(Dataset entries on figures)

--- --- ---

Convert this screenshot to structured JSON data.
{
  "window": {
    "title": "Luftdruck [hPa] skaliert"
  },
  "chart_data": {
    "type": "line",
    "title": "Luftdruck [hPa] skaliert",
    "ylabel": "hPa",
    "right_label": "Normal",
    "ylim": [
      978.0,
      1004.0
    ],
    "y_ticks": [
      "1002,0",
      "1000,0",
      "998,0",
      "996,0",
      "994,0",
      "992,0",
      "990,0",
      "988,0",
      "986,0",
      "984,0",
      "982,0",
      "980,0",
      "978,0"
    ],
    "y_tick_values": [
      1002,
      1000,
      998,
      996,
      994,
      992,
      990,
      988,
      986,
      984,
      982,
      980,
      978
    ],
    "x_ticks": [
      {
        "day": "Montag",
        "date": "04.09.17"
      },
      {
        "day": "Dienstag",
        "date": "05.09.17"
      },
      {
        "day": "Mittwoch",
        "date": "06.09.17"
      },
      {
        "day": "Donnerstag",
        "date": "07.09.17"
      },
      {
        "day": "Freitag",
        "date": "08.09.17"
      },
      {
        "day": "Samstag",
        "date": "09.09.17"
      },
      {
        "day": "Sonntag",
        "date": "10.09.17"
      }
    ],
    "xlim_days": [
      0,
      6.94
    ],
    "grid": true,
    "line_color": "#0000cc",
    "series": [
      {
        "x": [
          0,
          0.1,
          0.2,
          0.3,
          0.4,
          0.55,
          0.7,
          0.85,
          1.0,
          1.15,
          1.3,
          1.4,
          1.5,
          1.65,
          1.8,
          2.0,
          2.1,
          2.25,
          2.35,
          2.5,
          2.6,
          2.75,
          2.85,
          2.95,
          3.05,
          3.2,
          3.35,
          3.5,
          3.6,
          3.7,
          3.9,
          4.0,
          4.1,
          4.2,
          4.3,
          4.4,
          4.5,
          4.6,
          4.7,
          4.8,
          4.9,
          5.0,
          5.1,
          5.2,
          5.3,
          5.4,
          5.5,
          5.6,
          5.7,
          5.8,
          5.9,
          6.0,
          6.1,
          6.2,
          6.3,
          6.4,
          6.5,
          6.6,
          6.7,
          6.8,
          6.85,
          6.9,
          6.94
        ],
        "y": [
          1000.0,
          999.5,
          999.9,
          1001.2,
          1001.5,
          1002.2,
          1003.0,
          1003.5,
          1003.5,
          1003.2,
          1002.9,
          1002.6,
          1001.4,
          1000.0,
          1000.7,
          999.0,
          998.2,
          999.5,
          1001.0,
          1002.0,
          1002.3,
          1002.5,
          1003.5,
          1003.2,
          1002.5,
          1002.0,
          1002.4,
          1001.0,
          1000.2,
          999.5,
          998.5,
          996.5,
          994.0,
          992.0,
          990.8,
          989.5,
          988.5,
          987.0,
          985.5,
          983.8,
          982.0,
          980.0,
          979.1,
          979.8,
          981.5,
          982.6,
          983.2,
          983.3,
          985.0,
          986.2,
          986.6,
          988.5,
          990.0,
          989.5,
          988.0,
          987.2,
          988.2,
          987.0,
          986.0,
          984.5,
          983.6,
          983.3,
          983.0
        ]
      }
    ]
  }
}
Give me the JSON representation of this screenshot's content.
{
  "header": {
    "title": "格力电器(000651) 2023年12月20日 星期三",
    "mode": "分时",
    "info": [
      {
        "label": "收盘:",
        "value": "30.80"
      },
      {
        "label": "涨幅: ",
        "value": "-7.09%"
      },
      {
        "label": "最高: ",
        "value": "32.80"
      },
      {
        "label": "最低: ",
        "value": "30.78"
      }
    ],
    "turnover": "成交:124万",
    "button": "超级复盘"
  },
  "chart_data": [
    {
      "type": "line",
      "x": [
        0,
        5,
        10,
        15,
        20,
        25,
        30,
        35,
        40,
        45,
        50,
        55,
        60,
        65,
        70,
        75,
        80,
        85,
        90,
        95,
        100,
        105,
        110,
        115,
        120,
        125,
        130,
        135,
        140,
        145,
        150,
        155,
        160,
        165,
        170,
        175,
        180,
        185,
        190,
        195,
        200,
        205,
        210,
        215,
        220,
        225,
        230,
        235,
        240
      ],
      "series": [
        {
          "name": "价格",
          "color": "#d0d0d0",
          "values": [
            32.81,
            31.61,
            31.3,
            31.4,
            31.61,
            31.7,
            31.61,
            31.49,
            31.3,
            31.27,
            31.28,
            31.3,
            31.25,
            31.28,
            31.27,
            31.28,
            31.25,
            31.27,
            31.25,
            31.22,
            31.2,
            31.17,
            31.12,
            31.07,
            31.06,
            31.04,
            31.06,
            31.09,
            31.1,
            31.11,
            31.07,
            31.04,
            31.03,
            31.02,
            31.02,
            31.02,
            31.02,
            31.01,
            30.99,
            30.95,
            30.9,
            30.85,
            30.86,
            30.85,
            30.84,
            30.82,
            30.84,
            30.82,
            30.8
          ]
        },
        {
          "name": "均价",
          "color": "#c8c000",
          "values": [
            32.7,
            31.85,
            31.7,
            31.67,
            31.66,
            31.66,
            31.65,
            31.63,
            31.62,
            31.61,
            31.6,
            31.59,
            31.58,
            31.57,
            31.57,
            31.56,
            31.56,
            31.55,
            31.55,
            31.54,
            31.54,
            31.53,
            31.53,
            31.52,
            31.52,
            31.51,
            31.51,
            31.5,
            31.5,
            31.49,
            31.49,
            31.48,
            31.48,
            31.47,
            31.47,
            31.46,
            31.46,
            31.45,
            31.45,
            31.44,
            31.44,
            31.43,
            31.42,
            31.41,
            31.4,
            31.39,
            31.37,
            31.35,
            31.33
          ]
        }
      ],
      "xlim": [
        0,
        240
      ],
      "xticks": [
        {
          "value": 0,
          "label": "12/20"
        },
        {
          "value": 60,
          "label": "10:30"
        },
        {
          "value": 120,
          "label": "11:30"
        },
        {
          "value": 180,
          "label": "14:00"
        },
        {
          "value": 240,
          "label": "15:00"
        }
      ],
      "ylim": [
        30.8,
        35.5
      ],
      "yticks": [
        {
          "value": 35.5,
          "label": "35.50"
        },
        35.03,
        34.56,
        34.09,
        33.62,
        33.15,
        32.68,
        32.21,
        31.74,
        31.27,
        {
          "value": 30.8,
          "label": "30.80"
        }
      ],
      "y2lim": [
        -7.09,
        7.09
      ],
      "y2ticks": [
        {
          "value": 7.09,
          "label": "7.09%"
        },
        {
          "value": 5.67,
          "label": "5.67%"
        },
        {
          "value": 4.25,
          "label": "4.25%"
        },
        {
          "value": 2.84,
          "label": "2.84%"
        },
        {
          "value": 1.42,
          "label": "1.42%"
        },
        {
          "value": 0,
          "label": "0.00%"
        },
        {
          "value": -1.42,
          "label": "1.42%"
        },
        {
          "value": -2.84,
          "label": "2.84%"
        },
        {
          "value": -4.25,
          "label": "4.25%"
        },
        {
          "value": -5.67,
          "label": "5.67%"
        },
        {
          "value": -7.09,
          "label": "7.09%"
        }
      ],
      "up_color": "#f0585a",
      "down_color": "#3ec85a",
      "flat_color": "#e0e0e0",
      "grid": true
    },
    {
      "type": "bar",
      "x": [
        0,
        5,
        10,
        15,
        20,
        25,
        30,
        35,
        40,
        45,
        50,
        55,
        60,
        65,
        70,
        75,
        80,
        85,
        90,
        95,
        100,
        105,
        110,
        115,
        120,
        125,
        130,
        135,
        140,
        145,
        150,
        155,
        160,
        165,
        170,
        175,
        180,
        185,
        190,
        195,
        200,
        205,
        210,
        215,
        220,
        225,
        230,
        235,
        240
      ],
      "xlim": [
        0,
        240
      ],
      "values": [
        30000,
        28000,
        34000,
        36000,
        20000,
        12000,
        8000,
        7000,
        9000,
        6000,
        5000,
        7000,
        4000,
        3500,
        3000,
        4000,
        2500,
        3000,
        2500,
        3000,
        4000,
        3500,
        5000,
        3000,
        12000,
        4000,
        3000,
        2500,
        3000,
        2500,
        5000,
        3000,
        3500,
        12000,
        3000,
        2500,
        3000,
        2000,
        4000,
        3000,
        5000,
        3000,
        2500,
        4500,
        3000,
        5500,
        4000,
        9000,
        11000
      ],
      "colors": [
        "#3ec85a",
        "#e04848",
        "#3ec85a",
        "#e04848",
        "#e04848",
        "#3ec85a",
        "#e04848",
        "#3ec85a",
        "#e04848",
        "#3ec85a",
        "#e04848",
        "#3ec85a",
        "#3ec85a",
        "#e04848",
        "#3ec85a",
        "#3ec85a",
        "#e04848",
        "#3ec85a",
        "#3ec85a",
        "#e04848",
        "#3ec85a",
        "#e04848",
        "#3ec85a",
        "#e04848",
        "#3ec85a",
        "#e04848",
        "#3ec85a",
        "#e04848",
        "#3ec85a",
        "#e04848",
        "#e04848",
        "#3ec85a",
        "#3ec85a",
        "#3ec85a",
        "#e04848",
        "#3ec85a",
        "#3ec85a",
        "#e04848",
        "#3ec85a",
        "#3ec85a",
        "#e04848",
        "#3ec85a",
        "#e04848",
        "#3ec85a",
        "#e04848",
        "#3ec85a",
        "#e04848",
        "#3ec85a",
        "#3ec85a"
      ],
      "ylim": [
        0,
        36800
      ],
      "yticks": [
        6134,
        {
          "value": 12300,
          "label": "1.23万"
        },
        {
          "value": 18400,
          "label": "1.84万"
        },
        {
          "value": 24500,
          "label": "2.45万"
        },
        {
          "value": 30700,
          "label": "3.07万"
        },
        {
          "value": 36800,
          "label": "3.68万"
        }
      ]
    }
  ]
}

--- --- ---

● **What you should do**
Copy each line of the data that contains the word "this".

● **Solution to the problem**
Convert this screenshot to structured JSON data.
Give me the JSON representation of this screenshot's content.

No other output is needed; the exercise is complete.